§ Goal:
Copy each line of the data below with the word "违反本条例".

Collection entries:
★ ★ ★
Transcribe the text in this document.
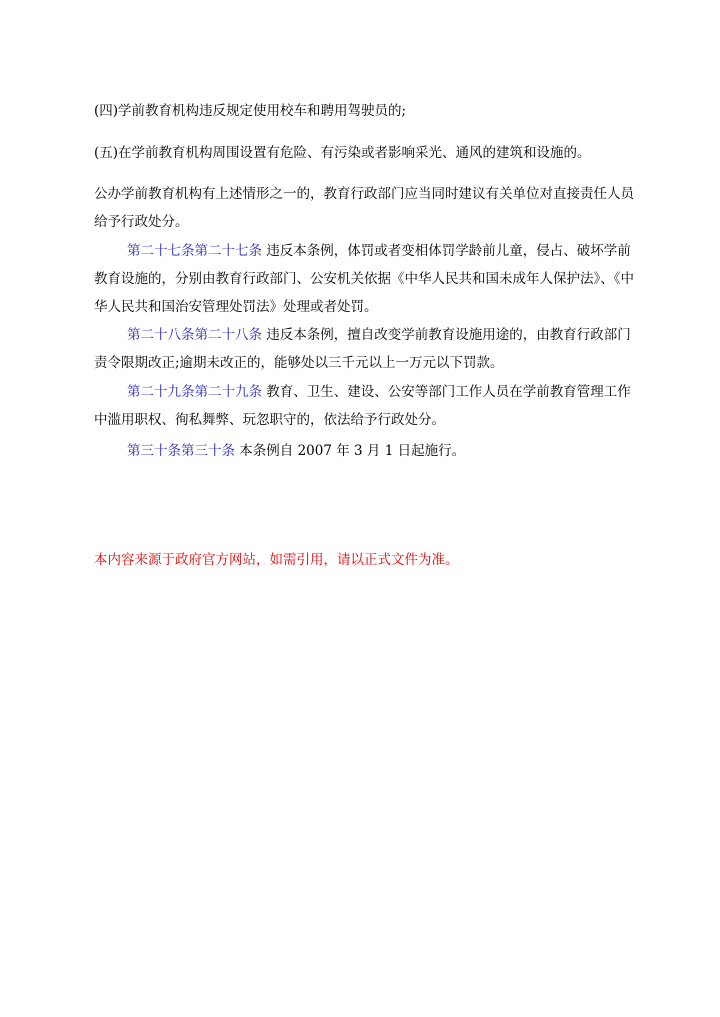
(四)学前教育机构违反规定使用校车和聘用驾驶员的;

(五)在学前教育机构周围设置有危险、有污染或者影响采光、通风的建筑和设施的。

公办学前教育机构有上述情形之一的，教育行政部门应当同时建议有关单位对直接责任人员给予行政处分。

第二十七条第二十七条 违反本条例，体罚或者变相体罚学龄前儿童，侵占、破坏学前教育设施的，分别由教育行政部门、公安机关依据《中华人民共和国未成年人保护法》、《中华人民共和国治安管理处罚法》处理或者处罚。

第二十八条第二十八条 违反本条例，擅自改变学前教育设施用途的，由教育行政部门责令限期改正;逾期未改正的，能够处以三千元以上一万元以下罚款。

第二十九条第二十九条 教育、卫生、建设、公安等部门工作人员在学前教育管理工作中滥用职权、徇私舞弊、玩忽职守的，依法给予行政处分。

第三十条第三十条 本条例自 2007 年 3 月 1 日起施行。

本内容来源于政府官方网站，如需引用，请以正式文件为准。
★ ★ ★
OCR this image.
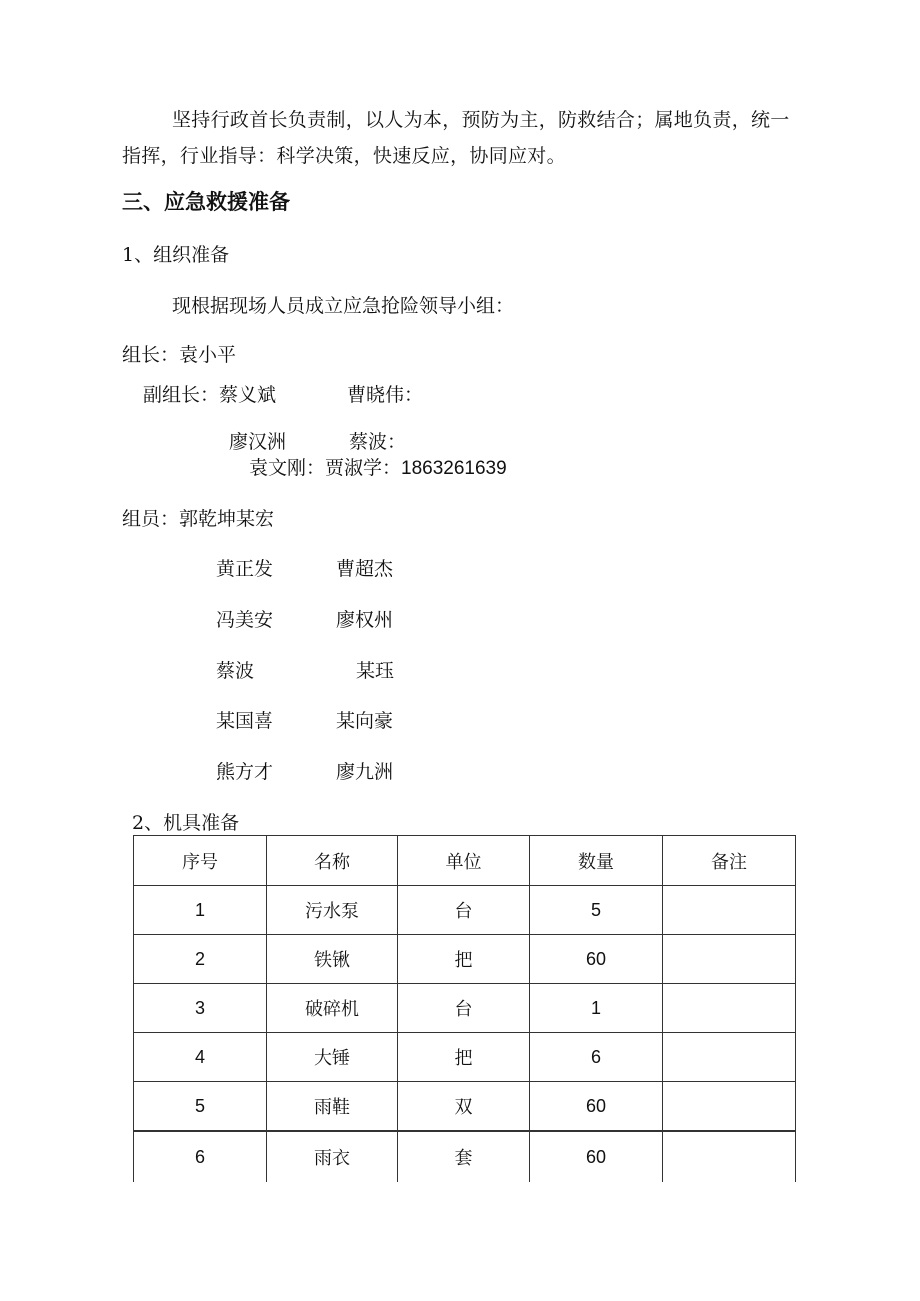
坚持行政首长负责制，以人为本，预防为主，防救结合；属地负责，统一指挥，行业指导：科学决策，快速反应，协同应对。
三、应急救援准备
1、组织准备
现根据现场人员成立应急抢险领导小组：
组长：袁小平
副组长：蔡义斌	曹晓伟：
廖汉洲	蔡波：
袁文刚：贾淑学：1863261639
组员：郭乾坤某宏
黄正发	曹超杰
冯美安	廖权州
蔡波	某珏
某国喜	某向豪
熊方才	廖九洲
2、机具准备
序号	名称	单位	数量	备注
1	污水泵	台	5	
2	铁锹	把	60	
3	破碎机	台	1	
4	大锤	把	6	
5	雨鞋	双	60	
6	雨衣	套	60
★ ★ ★
§ Complete output:
第二十七条第二十七条 违反本条例，体罚或者变相体罚学龄前儿童，侵占、破坏学前教育设施的，分别由教育行政部门、公安机关依据《中华人民共和国未成年人保护法》、《中华人民共和国治安管理处罚法》处理或者处罚。
第二十八条第二十八条 违反本条例，擅自改变学前教育设施用途的，由教育行政部门责令限期改正;逾期未改正的，能够处以三千元以上一万元以下罚款。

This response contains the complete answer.